Records from a data collection
########
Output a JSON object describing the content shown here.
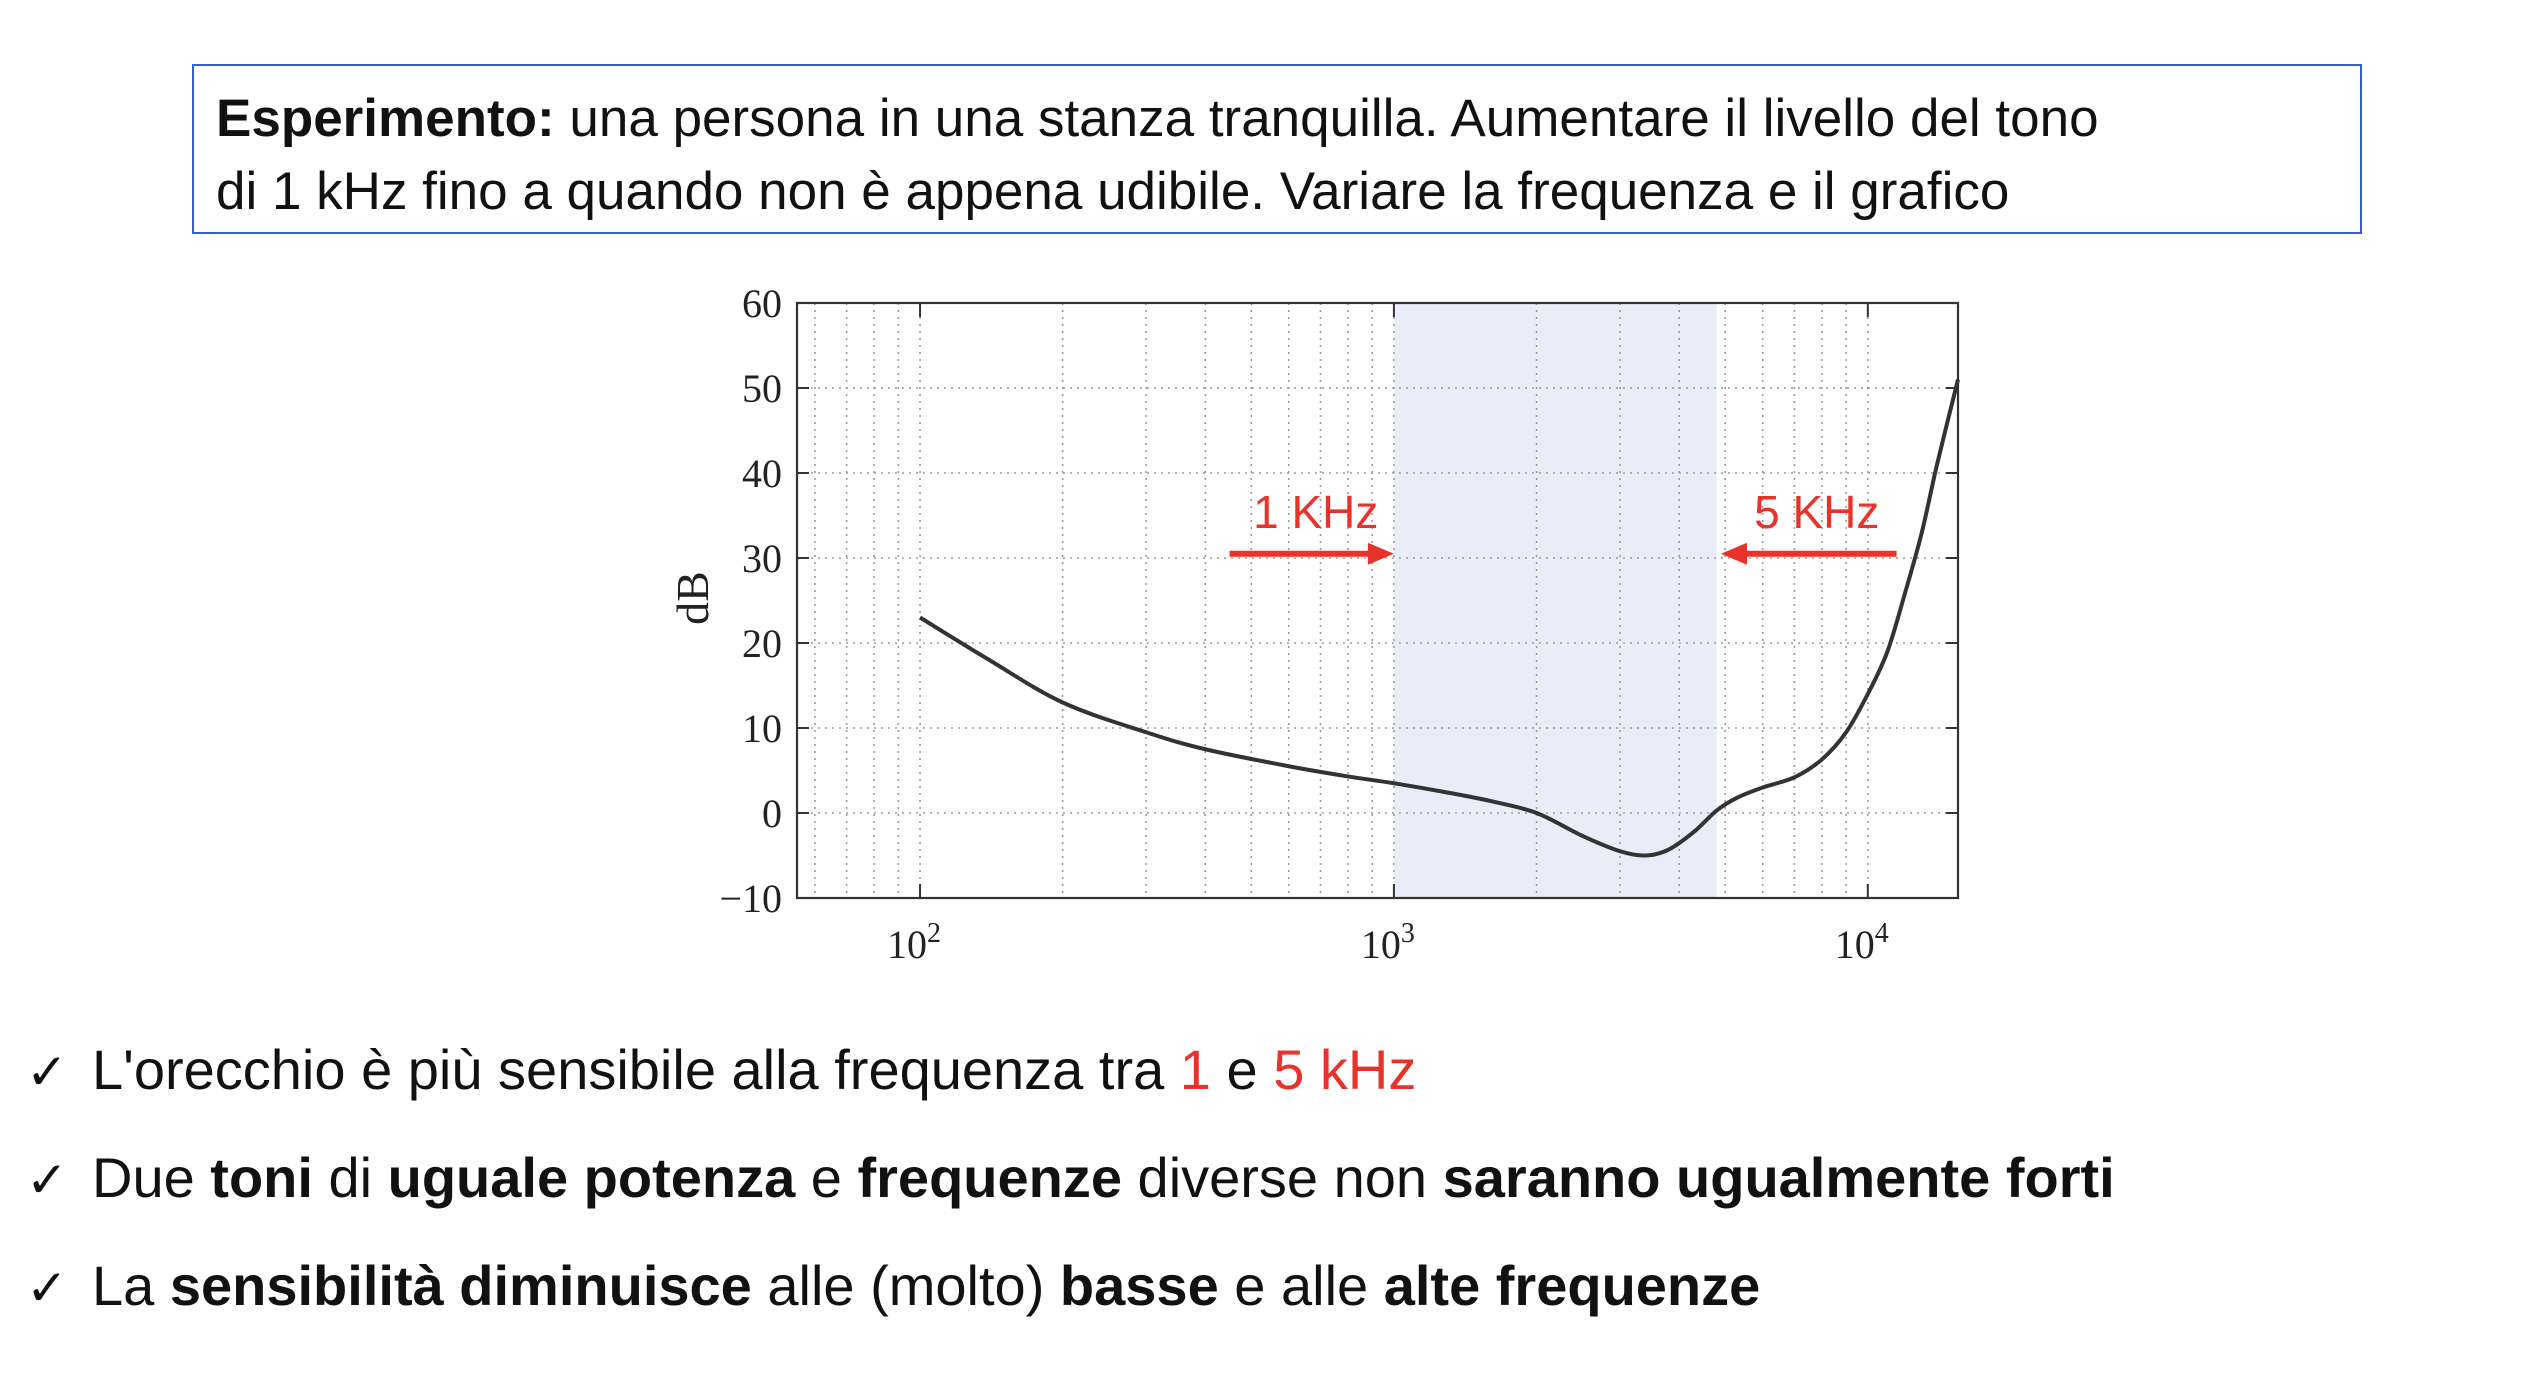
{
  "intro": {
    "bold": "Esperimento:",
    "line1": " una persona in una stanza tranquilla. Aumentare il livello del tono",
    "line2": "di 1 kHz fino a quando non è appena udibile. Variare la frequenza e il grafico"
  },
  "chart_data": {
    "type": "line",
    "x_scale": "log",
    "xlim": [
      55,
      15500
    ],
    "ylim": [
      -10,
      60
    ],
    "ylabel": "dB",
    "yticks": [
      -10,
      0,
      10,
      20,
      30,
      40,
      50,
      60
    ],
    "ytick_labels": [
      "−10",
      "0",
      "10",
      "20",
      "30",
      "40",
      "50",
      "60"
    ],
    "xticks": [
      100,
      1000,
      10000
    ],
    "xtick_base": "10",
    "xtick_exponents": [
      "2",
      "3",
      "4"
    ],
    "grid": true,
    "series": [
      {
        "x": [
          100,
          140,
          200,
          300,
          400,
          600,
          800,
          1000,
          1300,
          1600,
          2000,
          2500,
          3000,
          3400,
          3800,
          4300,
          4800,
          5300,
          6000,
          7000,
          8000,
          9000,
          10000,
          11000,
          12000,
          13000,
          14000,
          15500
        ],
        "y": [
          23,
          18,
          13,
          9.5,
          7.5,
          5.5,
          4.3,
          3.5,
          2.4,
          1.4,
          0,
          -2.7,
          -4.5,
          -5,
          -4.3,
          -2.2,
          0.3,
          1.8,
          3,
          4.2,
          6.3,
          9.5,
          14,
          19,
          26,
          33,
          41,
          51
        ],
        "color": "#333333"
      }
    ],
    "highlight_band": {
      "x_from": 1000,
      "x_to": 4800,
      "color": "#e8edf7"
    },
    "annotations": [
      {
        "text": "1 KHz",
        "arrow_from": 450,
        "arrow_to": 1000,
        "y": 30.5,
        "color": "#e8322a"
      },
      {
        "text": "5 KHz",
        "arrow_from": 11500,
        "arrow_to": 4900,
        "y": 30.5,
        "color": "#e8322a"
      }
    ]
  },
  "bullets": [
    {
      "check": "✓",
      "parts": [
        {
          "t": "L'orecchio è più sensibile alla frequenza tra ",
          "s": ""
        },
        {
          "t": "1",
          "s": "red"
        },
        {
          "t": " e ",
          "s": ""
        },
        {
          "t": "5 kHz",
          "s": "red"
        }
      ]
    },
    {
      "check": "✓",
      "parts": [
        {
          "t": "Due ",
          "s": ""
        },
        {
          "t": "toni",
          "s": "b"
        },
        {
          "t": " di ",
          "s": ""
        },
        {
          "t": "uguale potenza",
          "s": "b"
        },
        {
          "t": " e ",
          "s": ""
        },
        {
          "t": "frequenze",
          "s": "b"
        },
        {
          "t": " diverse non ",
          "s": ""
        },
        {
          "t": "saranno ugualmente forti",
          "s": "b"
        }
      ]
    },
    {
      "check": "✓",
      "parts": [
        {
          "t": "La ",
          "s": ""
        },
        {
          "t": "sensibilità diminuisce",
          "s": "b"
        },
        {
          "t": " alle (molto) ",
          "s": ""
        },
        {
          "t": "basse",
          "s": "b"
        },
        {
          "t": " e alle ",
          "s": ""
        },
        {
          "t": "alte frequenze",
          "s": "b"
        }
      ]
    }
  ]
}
########
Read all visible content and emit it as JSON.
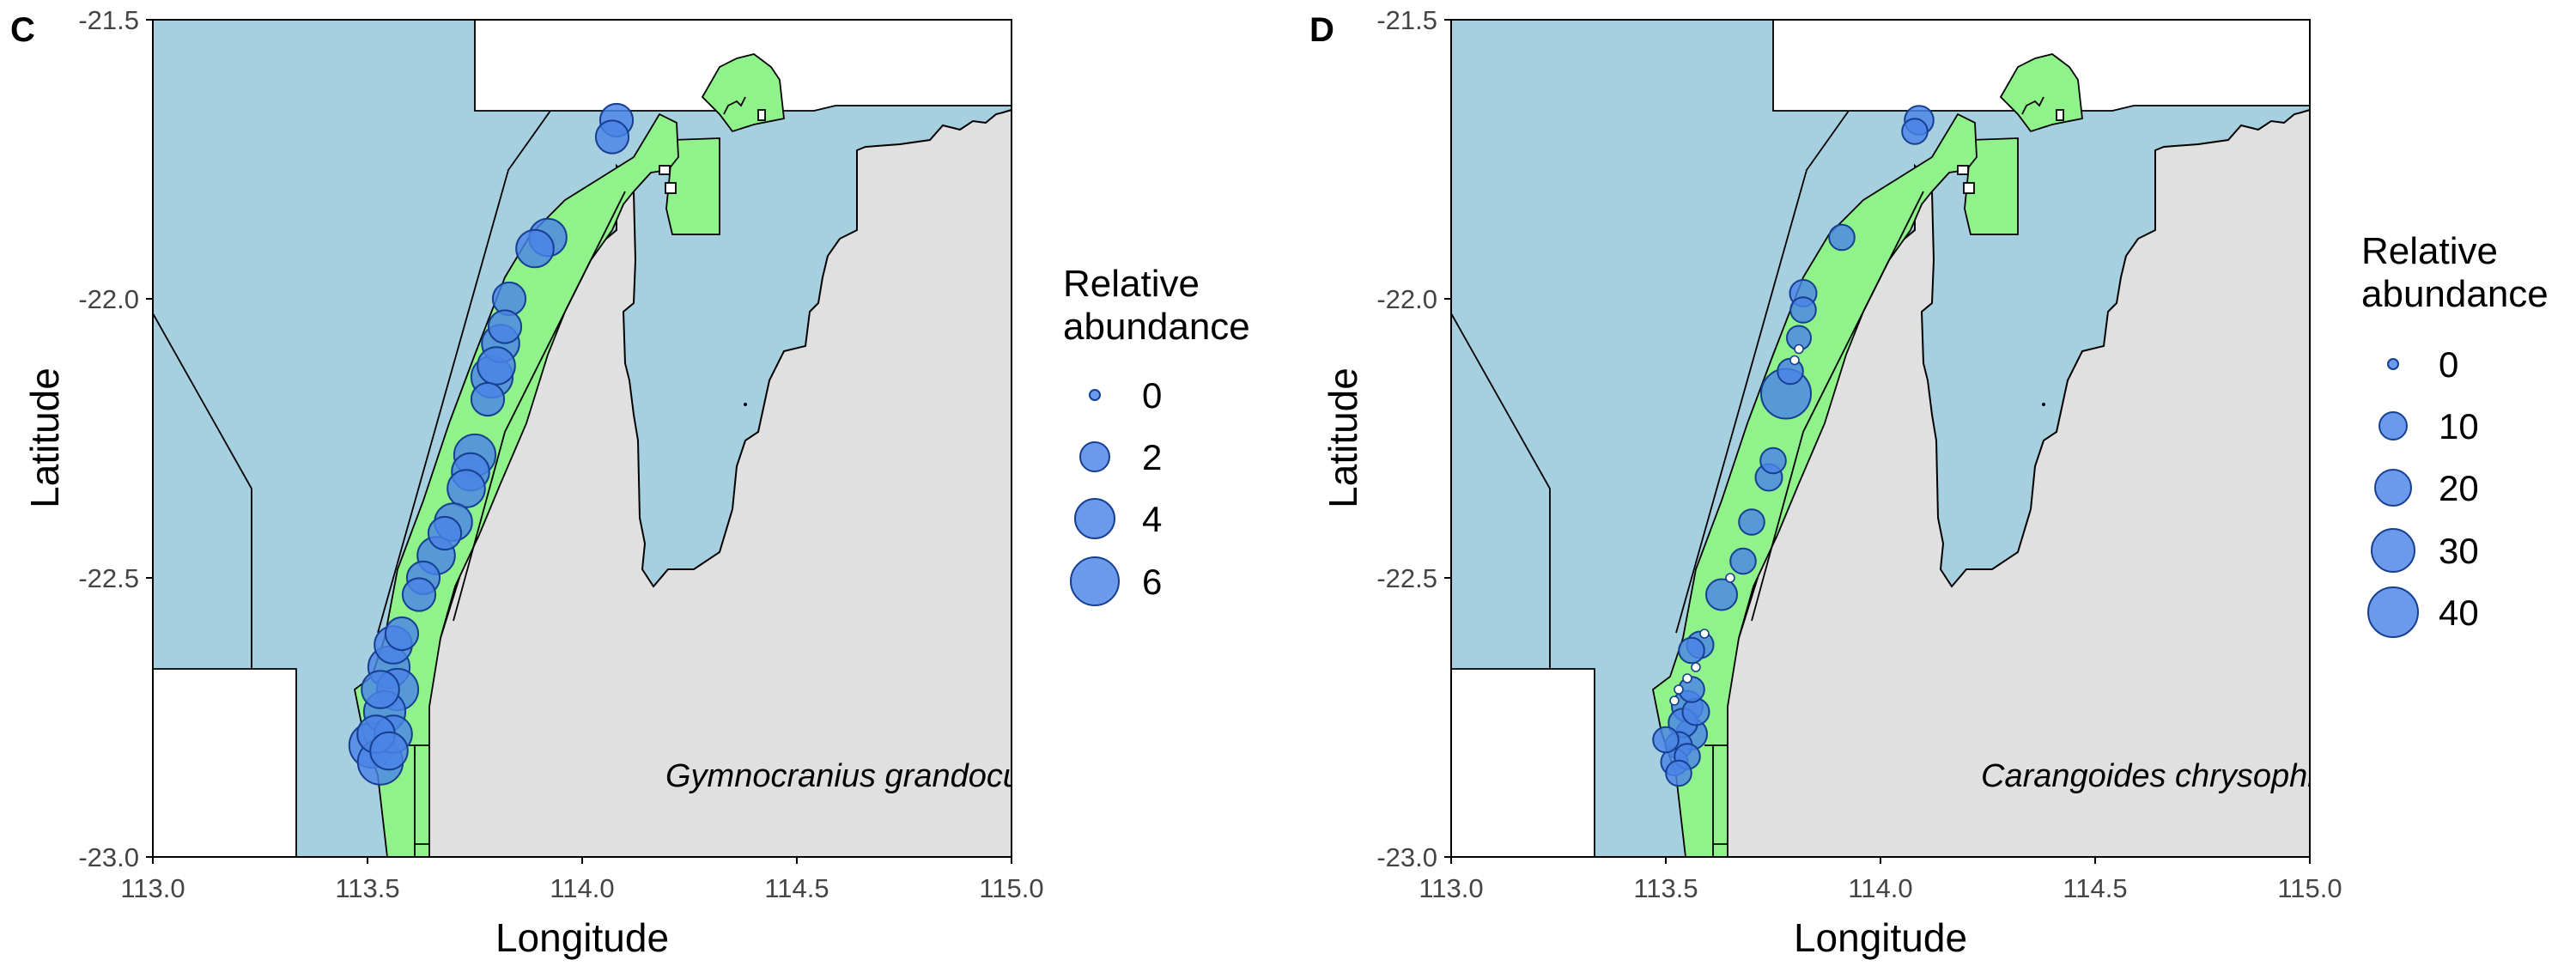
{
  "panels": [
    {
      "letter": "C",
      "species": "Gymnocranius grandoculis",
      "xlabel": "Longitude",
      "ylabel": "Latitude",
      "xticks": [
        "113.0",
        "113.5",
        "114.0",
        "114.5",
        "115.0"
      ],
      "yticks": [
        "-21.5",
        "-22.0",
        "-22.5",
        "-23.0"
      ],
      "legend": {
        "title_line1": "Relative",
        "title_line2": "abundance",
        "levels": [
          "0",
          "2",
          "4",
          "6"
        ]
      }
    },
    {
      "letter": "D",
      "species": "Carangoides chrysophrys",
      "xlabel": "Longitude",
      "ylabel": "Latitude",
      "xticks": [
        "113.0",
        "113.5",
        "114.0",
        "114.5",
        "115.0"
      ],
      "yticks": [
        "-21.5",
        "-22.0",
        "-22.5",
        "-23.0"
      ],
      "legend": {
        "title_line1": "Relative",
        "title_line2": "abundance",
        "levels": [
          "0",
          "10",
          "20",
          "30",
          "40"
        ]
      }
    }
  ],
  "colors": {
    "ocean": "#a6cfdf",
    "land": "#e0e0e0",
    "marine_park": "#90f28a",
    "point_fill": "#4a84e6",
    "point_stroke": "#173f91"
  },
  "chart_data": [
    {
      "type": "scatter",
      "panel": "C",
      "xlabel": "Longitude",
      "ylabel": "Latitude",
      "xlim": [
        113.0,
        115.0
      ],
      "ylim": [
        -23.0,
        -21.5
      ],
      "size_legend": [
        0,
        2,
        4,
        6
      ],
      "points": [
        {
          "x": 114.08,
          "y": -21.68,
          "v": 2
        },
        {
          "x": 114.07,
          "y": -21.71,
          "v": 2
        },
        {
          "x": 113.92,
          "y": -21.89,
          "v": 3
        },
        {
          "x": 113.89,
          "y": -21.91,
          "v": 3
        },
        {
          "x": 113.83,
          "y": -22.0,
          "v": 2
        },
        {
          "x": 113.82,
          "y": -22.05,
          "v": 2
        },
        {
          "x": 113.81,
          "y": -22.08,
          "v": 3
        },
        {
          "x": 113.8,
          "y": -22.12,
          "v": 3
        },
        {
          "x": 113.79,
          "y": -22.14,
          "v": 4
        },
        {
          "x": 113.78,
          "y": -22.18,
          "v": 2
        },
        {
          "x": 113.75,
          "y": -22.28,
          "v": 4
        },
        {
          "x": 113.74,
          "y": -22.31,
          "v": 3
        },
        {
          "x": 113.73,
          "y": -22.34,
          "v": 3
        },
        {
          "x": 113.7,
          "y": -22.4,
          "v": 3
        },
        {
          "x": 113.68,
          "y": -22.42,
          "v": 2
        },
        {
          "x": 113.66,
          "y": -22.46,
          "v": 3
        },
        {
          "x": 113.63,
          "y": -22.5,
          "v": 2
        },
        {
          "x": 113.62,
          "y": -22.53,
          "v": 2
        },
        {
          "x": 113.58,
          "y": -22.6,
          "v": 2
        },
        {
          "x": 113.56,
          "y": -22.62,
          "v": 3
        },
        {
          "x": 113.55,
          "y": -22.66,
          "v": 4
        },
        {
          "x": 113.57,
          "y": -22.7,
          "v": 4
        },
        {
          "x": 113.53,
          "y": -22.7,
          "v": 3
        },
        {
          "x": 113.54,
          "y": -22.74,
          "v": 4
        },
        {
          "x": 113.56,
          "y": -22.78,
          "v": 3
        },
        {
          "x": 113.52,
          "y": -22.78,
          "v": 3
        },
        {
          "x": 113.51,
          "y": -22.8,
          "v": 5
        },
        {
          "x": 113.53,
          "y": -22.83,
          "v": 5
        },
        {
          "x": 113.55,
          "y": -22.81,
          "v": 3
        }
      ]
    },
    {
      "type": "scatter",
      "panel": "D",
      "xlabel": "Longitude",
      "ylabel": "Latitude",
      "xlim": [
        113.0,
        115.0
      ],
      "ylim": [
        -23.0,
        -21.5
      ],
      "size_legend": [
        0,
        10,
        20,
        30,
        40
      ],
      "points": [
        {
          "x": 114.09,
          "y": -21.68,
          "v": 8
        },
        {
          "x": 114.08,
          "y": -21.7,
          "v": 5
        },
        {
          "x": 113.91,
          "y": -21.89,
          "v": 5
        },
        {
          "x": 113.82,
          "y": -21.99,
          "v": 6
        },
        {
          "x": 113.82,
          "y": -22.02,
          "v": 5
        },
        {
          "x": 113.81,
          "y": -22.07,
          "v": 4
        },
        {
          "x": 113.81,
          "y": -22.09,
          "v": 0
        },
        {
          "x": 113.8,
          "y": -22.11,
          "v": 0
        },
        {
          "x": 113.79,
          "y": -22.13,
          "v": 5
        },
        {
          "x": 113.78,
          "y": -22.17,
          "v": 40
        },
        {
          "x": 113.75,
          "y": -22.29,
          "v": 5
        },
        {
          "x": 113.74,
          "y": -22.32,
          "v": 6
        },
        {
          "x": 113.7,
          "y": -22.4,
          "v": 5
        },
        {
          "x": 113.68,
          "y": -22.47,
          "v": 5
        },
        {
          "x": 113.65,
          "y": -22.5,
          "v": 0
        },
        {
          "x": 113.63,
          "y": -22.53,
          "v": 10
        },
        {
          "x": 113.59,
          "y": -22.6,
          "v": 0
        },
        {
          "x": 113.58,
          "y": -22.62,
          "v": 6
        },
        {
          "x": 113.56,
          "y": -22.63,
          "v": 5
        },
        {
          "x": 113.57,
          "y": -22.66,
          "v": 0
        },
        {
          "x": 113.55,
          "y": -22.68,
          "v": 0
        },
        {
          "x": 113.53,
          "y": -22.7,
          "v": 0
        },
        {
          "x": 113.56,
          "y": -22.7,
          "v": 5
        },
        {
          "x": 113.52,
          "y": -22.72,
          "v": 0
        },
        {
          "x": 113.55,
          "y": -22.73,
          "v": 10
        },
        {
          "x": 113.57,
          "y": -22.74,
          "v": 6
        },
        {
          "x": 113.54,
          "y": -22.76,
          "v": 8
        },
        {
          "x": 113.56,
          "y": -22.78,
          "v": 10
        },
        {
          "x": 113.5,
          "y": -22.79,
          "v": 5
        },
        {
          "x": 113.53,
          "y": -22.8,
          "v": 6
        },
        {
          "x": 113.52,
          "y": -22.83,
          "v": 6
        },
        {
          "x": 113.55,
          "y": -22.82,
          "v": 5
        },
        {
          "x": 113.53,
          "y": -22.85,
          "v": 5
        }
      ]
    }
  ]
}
########
What to do:
Copy every line of the listing where the word "JSON" appears.

Result:
Output a JSON object describing the content shown here.
Read all visible content and emit it as JSON.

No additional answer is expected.